**TASK GOAL**
Your copy of the material below should match it exactly, except that it holds no pictures.

Dataset rows:
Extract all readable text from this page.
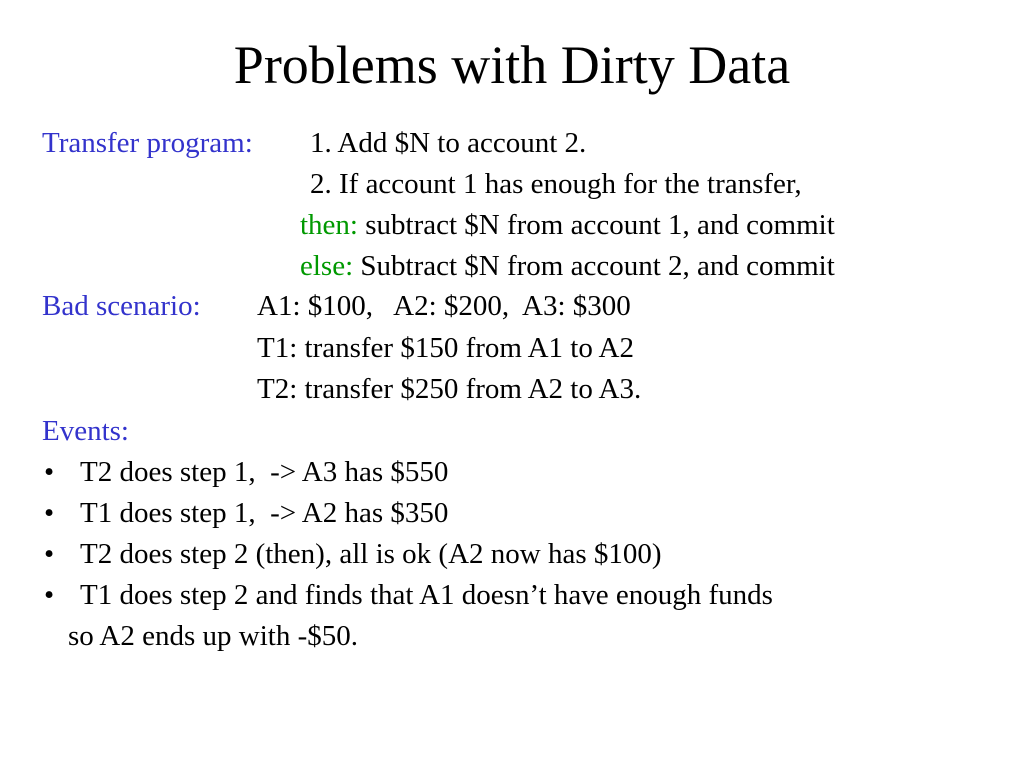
Problems with Dirty Data
Transfer program: 1. Add $N to account 2.
2. If account 1 has enough for the transfer,
then: subtract $N from account 1, and commit
else: Subtract $N from account 2, and commit
Bad scenario: A1: $100,   A2: $200,  A3: $300
T1: transfer $150 from A1 to A2
T2: transfer $250 from A2 to A3.
Events:
• T2 does step 1,  -> A3 has $550
• T1 does step 1,  -> A2 has $350
• T2 does step 2 (then), all is ok (A2 now has $100)
• T1 does step 2 and finds that A1 doesn’t have enough funds
so A2 ends up with -$50.
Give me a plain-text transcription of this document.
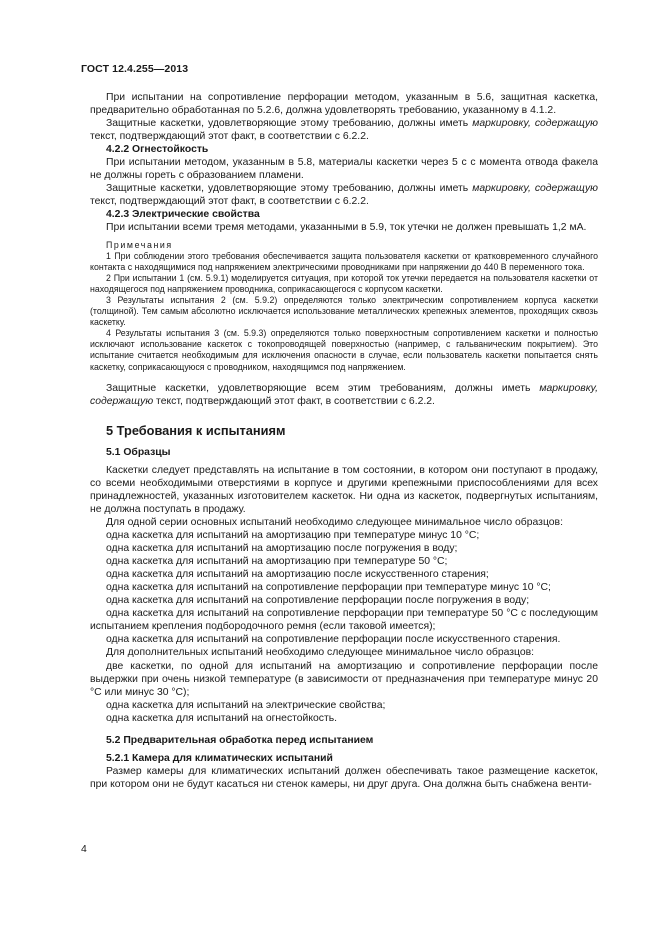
ГОСТ 12.4.255—2013

При испытании на сопротивление перфорации методом, указанным в 5.6, защитная каскетка, предварительно обработанная по 5.2.6, должна удовлетворять требованию, указанному в 4.1.2.

Защитные каскетки, удовлетворяющие этому требованию, должны иметь маркировку, содержащую текст, подтверждающий этот факт, в соответствии с 6.2.2.

4.2.2 Огнестойкость

При испытании методом, указанным в 5.8, материалы каскетки через 5 с с момента отвода факела не должны гореть с образованием пламени.

Защитные каскетки, удовлетворяющие этому требованию, должны иметь маркировку, содержащую текст, подтверждающий этот факт, в соответствии с 6.2.2.

4.2.3 Электрические свойства

При испытании всеми тремя методами, указанными в 5.9, ток утечки не должен превышать 1,2 мА.

Примечания

1 При соблюдении этого требования обеспечивается защита пользователя каскетки от кратковременного случайного контакта с находящимися под напряжением электрическими проводниками при напряжении до 440 В переменного тока.

2 При испытании 1 (см. 5.9.1) моделируется ситуация, при которой ток утечки передается на пользователя каскетки от находящегося под напряжением проводника, соприкасающегося с корпусом каскетки.

3 Результаты испытания 2 (см. 5.9.2) определяются только электрическим сопротивлением корпуса каскетки (толщиной). Тем самым абсолютно исключается использование металлических крепежных элементов, проходящих сквозь каскетку.

4 Результаты испытания 3 (см. 5.9.3) определяются только поверхностным сопротивлением каскетки и полностью исключают использование каскеток с токопроводящей поверхностью (например, с гальваническим покрытием). Это испытание считается необходимым для исключения опасности в случае, если пользователь каскетки попытается снять каскетку, соприкасающуюся с проводником, находящимся под напряжением.

Защитные каскетки, удовлетворяющие всем этим требованиям, должны иметь маркировку, содержащую текст, подтверждающий этот факт, в соответствии с 6.2.2.

5 Требования к испытаниям

5.1 Образцы

Каскетки следует представлять на испытание в том состоянии, в котором они поступают в продажу, со всеми необходимыми отверстиями в корпусе и другими крепежными приспособлениями для всех принадлежностей, указанных изготовителем каскеток. Ни одна из каскеток, подвергнутых испытаниям, не должна поступать в продажу.

Для одной серии основных испытаний необходимо следующее минимальное число образцов:

одна каскетка для испытаний на амортизацию при температуре минус 10 °С;

одна каскетка для испытаний на амортизацию после погружения в воду;

одна каскетка для испытаний на амортизацию при температуре 50 °С;

одна каскетка для испытаний на амортизацию после искусственного старения;

одна каскетка для испытаний на сопротивление перфорации при температуре минус 10 °С;

одна каскетка для испытаний на сопротивление перфорации после погружения в воду;

одна каскетка для испытаний на сопротивление перфорации при температуре 50 °С с последующим испытанием крепления подбородочного ремня (если таковой имеется);

одна каскетка для испытаний на сопротивление перфорации после искусственного старения.

Для дополнительных испытаний необходимо следующее минимальное число образцов:

две каскетки, по одной для испытаний на амортизацию и сопротивление перфорации после выдержки при очень низкой температуре (в зависимости от предназначения при температуре минус 20 °С или минус 30 °С);

одна каскетка для испытаний на электрические свойства;

одна каскетка для испытаний на огнестойкость.

5.2 Предварительная обработка перед испытанием

5.2.1 Камера для климатических испытаний

Размер камеры для климатических испытаний должен обеспечивать такое размещение каскеток, при котором они не будут касаться ни стенок камеры, ни друг друга. Она должна быть снабжена венти-

4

**SOLUTION FOR THIS TASK**
Extract all readable text from this page.
Problems with Dirty Data
Transfer program: 1. Add $N to account 2.
2. If account 1 has enough for the transfer,
then: subtract $N from account 1, and commit
else: Subtract $N from account 2, and commit
Bad scenario: A1: $100,   A2: $200,  A3: $300
T1: transfer $150 from A1 to A2
T2: transfer $250 from A2 to A3.
Events:
• T2 does step 1,  -> A3 has $550
• T1 does step 1,  -> A2 has $350
• T2 does step 2 (then), all is ok (A2 now has $100)
• T1 does step 2 and finds that A1 doesn’t have enough funds
so A2 ends up with -$50.
Give me a plain-text transcription of this document.
ГОСТ 12.4.255—2013

При испытании на сопротивление перфорации методом, указанным в 5.6, защитная каскетка, предварительно обработанная по 5.2.6, должна удовлетворять требованию, указанному в 4.1.2.

Защитные каскетки, удовлетворяющие этому требованию, должны иметь маркировку, содержащую текст, подтверждающий этот факт, в соответствии с 6.2.2.

4.2.2 Огнестойкость

При испытании методом, указанным в 5.8, материалы каскетки через 5 с с момента отвода факела не должны гореть с образованием пламени.

Защитные каскетки, удовлетворяющие этому требованию, должны иметь маркировку, содержащую текст, подтверждающий этот факт, в соответствии с 6.2.2.

4.2.3 Электрические свойства

При испытании всеми тремя методами, указанными в 5.9, ток утечки не должен превышать 1,2 мА.

Примечания

1 При соблюдении этого требования обеспечивается защита пользователя каскетки от кратковременного случайного контакта с находящимися под напряжением электрическими проводниками при напряжении до 440 В переменного тока.

2 При испытании 1 (см. 5.9.1) моделируется ситуация, при которой ток утечки передается на пользователя каскетки от находящегося под напряжением проводника, соприкасающегося с корпусом каскетки.

3 Результаты испытания 2 (см. 5.9.2) определяются только электрическим сопротивлением корпуса каскетки (толщиной). Тем самым абсолютно исключается использование металлических крепежных элементов, проходящих сквозь каскетку.

4 Результаты испытания 3 (см. 5.9.3) определяются только поверхностным сопротивлением каскетки и полностью исключают использование каскеток с токопроводящей поверхностью (например, с гальваническим покрытием). Это испытание считается необходимым для исключения опасности в случае, если пользователь каскетки попытается снять каскетку, соприкасающуюся с проводником, находящимся под напряжением.

Защитные каскетки, удовлетворяющие всем этим требованиям, должны иметь маркировку, содержащую текст, подтверждающий этот факт, в соответствии с 6.2.2.

5 Требования к испытаниям

5.1 Образцы

Каскетки следует представлять на испытание в том состоянии, в котором они поступают в продажу, со всеми необходимыми отверстиями в корпусе и другими крепежными приспособлениями для всех принадлежностей, указанных изготовителем каскеток. Ни одна из каскеток, подвергнутых испытаниям, не должна поступать в продажу.

Для одной серии основных испытаний необходимо следующее минимальное число образцов:

одна каскетка для испытаний на амортизацию при температуре минус 10 °С;

одна каскетка для испытаний на амортизацию после погружения в воду;

одна каскетка для испытаний на амортизацию при температуре 50 °С;

одна каскетка для испытаний на амортизацию после искусственного старения;

одна каскетка для испытаний на сопротивление перфорации при температуре минус 10 °С;

одна каскетка для испытаний на сопротивление перфорации после погружения в воду;

одна каскетка для испытаний на сопротивление перфорации при температуре 50 °С с последующим испытанием крепления подбородочного ремня (если таковой имеется);

одна каскетка для испытаний на сопротивление перфорации после искусственного старения.

Для дополнительных испытаний необходимо следующее минимальное число образцов:

две каскетки, по одной для испытаний на амортизацию и сопротивление перфорации после выдержки при очень низкой температуре (в зависимости от предназначения при температуре минус 20 °С или минус 30 °С);

одна каскетка для испытаний на электрические свойства;

одна каскетка для испытаний на огнестойкость.

5.2 Предварительная обработка перед испытанием

5.2.1 Камера для климатических испытаний

Размер камеры для климатических испытаний должен обеспечивать такое размещение каскеток, при котором они не будут касаться ни стенок камеры, ни друг друга. Она должна быть снабжена венти-

4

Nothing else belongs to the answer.